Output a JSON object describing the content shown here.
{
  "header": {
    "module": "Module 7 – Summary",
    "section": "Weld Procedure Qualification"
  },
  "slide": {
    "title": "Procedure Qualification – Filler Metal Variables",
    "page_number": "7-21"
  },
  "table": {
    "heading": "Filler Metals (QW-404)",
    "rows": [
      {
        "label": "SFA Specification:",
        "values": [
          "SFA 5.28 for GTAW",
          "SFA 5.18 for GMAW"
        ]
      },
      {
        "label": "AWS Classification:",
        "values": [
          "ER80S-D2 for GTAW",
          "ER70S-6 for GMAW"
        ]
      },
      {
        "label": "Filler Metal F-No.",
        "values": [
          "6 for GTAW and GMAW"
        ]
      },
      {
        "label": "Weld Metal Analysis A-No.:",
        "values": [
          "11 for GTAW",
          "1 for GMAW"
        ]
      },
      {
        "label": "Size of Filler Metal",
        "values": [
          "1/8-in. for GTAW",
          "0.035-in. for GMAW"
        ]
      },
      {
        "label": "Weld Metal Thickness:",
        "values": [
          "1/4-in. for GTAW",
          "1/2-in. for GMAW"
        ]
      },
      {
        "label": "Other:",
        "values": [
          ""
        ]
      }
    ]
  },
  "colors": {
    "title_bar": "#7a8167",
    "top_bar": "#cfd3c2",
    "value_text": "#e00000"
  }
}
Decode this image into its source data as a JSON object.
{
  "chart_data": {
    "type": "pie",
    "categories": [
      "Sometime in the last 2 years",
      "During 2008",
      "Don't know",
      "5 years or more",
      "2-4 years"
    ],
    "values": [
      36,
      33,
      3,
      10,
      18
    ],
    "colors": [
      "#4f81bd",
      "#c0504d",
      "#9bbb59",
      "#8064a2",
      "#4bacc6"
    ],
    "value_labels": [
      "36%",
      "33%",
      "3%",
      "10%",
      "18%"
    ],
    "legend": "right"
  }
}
------
Give again the lines from the line holding "Decode this image" through the close of the listing, both included, exactly as written and with nothing else.

RESULT OF THIS TASK =>
Decode this image into its source data as a JSON object.
{
  "chart_data": {
    "type": "pie",
    "categories": [
      "Sometime in the last 2 years",
      "During 2008",
      "Don't know",
      "5 years or more",
      "2-4 years"
    ],
    "values": [
      36,
      33,
      3,
      10,
      18
    ],
    "colors": [
      "#4f81bd",
      "#c0504d",
      "#9bbb59",
      "#8064a2",
      "#4bacc6"
    ],
    "value_labels": [
      "36%",
      "33%",
      "3%",
      "10%",
      "18%"
    ],
    "legend": "right"
  }
}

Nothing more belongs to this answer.